• **LESETEXT**
Das ist natürlich ein absoluter billig Mist. Gyros driften, Accs 
rauschen, das hast du ja bereits gesagt. Je billiger die Sensoren, desto 
schlimmer ist es. Im Datenblatt findest du ja die jeweiligen Drift- und 
Rauschwerte. Du kannst die ja mal aufintegrieren (nur die Drift), dann 
hast du eine ungefähre Abschätzung wie gut das geht und vor allem wie 
lange. Wenn du alle 10s einen fixen Punkt oder so hast bei dem du deine 
Sensorik "nullen" kannst, dann könnte ich mir schon vorstellen, dass das 
mit einigen cm Genauigkeit funktioniert. Wie gesagt - das kannst du ja 
aus den Datenblattangaben ausrechnen. Ansonsten in ein Kalmanfilter 
natürlich das mittel der Wahl, es gibt inzwischen genügend 
Implementierungen frei zur Verfügung. Google evtl. mal nach IMU, INS und 
AHRS. Meistens kommst du dann auf irgendwelche Quadrocopter Codes. 
Alternativ wäre ein Komplementärfilter. Grundsätzlich wirst du aber 
(meiner Einschätzung nach) nicht darum herumkommen eine andere Art der 
optischen Wegstreckenmessung vorzunehmen. Der Maussensor wurde dir ja 
bereits ans Herz gelegt, das dürfte sehr gut funktionieren auf 
definiertem Untergrund. Dann musst du eben Platz schaffen für den 
Sensor. Der Sensor muss ja nicht zentral mittig stehen, sondern du 
kannst ja auch zwei verbauen, einer Vorne, einer Hinten. Daraus kannst 
du dir Drehung und Wegstrecke (die sogar redundant) messen. Weiter fällt 
mir LIDAR ein, da gibt es für 350€ inzwischen sehr brauchbare Lösungen 
die aus dem Quadrocopter Bereich kommen. z.B. 
http://www.robotshop.com/en/rplidar-360-laser-scanner.html
Das sind so prinzipiell die Möglichkeiten wenn du nicht die Möglichkeit 
hast irgend was außen am Fahrbereich fest anzubringen. Ansonsten könnte 
man z.B. 2 oder mehr mit Motor drehbare Laserpointer auf PSD 
(https://de.wikipedia.org/wiki/Position_Sensitive_Device) am Roboter 
richten. Die werden dann - auch während der Roboter verfährt - immer auf 
das Zentrum der PSDs geregelt. Die Korrekturen würde der Roboter dann 
per Funk oder IR an die feste(n) Station(en) senden. Aus den Kenngrößen 
der Regelung kann man sehr einfach die Position herausfinden.

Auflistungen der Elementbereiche
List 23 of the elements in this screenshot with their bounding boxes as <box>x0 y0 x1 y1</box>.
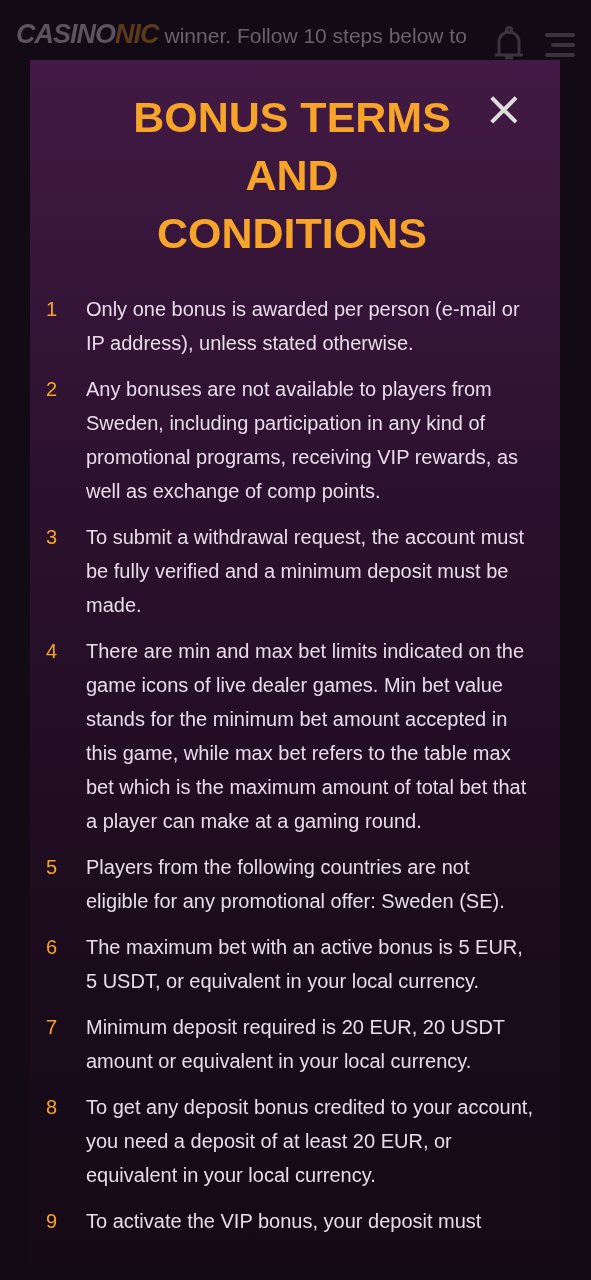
term-number: 8 <box>45 1095 59 1120</box>
term-number: 6 <box>45 935 59 960</box>
term-text: Minimum deposit required is 20 EUR, 20 USDT amount or equivalent in your local currency. <box>86 1015 506 1074</box>
term-text: To submit a withdrawal request, the account must be fully verified and a minimum deposit must be made. <box>86 525 525 618</box>
term-number: 9 <box>45 1209 59 1234</box>
term-text: Only one bonus is awarded per person (e-mail or IP address), unless stated otherwise. <box>86 297 521 356</box>
term-text: To get any deposit bonus credited to your account, you need a deposit of at least 20 EUR, or equivalent in your local currency. <box>86 1095 534 1188</box>
term-text: The maximum bet with an active bonus is 5 EUR, 5 USDT, or equivalent in your local currency. <box>86 935 524 994</box>
term-text: Players from the following countries are not eligible for any promotional offer: Sweden (SE). <box>86 855 506 914</box>
background-text: winner. Follow 10 steps below to <box>164 24 468 48</box>
bell-icon[interactable] <box>493 26 525 62</box>
term-number: 4 <box>45 639 59 664</box>
term-text: There are min and max bet limits indicated on the game icons of live dealer games. Min bet value stands for the minimum bet amount accepted in this game, while max bet refers to the table max bet which is the maximum amount of total bet that a player can make at a gaming round. <box>86 639 528 834</box>
term-number: 1 <box>45 297 59 322</box>
close-button[interactable]: × <box>479 88 528 128</box>
modal-title: BONUS TERMS AND CONDITIONS <box>132 92 452 259</box>
term-number: 5 <box>45 855 59 880</box>
term-number: 2 <box>45 377 59 402</box>
term-number: 7 <box>45 1015 59 1040</box>
term-text: Any bonuses are not available to players from Sweden, including participation in any kind of promotional programs, receiving VIP rewards, as well as exchange of comp points. <box>86 377 520 504</box>
term-text: To activate the VIP bonus, your deposit must <box>86 1209 483 1234</box>
menu-icon[interactable] <box>545 32 575 58</box>
term-number: 3 <box>45 525 59 550</box>
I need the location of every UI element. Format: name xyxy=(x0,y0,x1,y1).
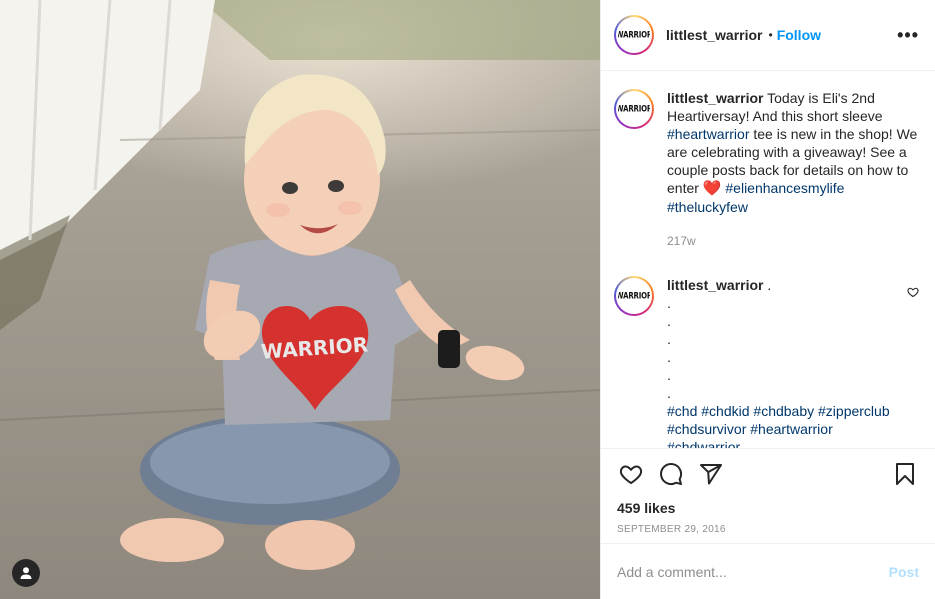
likes-count[interactable]: 459 likes xyxy=(617,500,919,516)
tagged-users-button[interactable] xyxy=(12,559,40,587)
post-sidebar: WARRIOR littlest_warrior • Follow ••• WA… xyxy=(600,0,935,599)
header-separator: • xyxy=(768,28,773,42)
like-button[interactable] xyxy=(617,460,645,488)
comment-dot-line: . xyxy=(667,331,671,347)
caption-username[interactable]: littlest_warrior xyxy=(667,90,763,106)
header-username[interactable]: littlest_warrior xyxy=(666,27,762,43)
comment-like-heart-icon[interactable] xyxy=(907,286,919,298)
comments-section[interactable]: WARRIOR littlest_warrior Today is Eli's … xyxy=(601,71,935,448)
comment-avatar-logo: WARRIOR xyxy=(616,291,652,301)
post-photo[interactable]: WARRIOR xyxy=(0,0,600,599)
caption-text-block: littlest_warrior Today is Eli's 2nd Hear… xyxy=(667,89,919,216)
comment-input[interactable] xyxy=(617,563,889,580)
add-comment-bar: Post xyxy=(601,543,935,599)
hashtag-link[interactable]: #chdsurvivor xyxy=(667,421,746,437)
comment-dot-line: . xyxy=(667,295,671,311)
caption: WARRIOR littlest_warrior Today is Eli's … xyxy=(614,89,919,250)
caption-body: littlest_warrior Today is Eli's 2nd Hear… xyxy=(667,89,919,250)
hashtag-link[interactable]: #elienhancesmylife xyxy=(725,180,844,196)
hashtag-link[interactable]: #chd xyxy=(667,403,697,419)
user-icon xyxy=(20,567,32,579)
save-button[interactable] xyxy=(891,460,919,488)
hashtag-link[interactable]: #heartwarrior xyxy=(667,126,749,142)
caption-avatar-logo: WARRIOR xyxy=(616,104,652,114)
comment-button[interactable] xyxy=(657,460,685,488)
comment-dot-line: . xyxy=(667,367,671,383)
comment-item: WARRIOR littlest_warrior . . . . . . . #… xyxy=(614,276,919,448)
comment-dot-line: . xyxy=(667,385,671,401)
caption-avatar[interactable]: WARRIOR xyxy=(614,89,654,129)
heart-icon xyxy=(619,465,643,485)
comment-dot-line: . xyxy=(667,313,671,329)
comment-text: . xyxy=(767,277,772,293)
follow-button[interactable]: Follow xyxy=(777,27,821,43)
hashtag-link[interactable]: #chdkid xyxy=(701,403,749,419)
red-heart-emoji: ❤️ xyxy=(702,180,722,197)
post-actions: 459 likes SEPTEMBER 29, 2016 xyxy=(601,448,935,543)
avatar-logo: WARRIOR xyxy=(616,30,652,40)
comment-avatar[interactable]: WARRIOR xyxy=(614,276,654,316)
hashtag-link[interactable]: #theluckyfew xyxy=(667,199,748,215)
bookmark-icon xyxy=(896,463,914,485)
comment-dot-line: . xyxy=(667,349,671,365)
photo-image: WARRIOR xyxy=(0,0,600,599)
instagram-post: WARRIOR WARRIOR littlest_warrior • Follo… xyxy=(0,0,935,599)
hashtag-link[interactable]: #zipperclub xyxy=(818,403,890,419)
post-date: SEPTEMBER 29, 2016 xyxy=(617,524,726,535)
comment-body: littlest_warrior . . . . . . . #chd #chd… xyxy=(667,276,899,448)
avatar[interactable]: WARRIOR xyxy=(614,15,654,55)
hashtag-link[interactable]: #heartwarrior xyxy=(750,421,832,437)
more-options-icon[interactable]: ••• xyxy=(897,26,919,44)
caption-timestamp[interactable]: 217w xyxy=(667,232,919,250)
share-button[interactable] xyxy=(697,460,725,488)
hashtag-link[interactable]: #chdbaby xyxy=(753,403,814,419)
paper-plane-icon xyxy=(700,464,722,485)
speech-bubble-icon xyxy=(660,463,683,486)
comment-hashtags: #chd #chdkid #chdbaby #zipperclub #chdsu… xyxy=(667,402,899,448)
post-comment-button[interactable]: Post xyxy=(889,564,919,580)
comment-username[interactable]: littlest_warrior xyxy=(667,277,763,293)
hashtag-link[interactable]: #chdwarrior xyxy=(667,439,740,448)
post-header: WARRIOR littlest_warrior • Follow ••• xyxy=(601,0,935,71)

• **ARBEITSAUFTRAG 1**
Prüfe, ob die folgenden Aussagen mit dem Lesetext übereinstimmen, und antworte jeweils mit Ja oder Nein samt den entscheidenden Worten als wörtlichem Zitat.
(a) Für LIDAR gibt es laut Lesetext für 350 € brauchbare Lösungen.
(b) Der Maussensor muss laut Lesetext zentral mittig stehen.
(c) Billigere Sensoren liefern laut Lesetext bessere Ergebnisse.
• **ARBEITSAUFTRAG 2**
Beantworte die folgenden Fragen zum Lesetext.
(a) Nach welchen drei Begriffen soll man laut Lesetext googeln?
(b) Welches Filter wird als Alternative genannt?
(c) Auf welchem Weg sendet der Roboter die Korrekturen an die feste(n) Station(en)?

• **VOLLSTÄNDIGE LÖSUNG 1**
(a) Ja: „da gibt es für 350€ inzwischen sehr brauchbare Lösungen“
(b) Nein: „Der Sensor muss ja nicht zentral mittig stehen“
(c) Nein: „Je billiger die Sensoren, desto schlimmer ist es.“

• **VOLLSTÄNDIGE LÖSUNG 2**
(a) Nach IMU, INS und AHRS.
(b) Ein Komplementärfilter.
(c) Per Funk oder IR.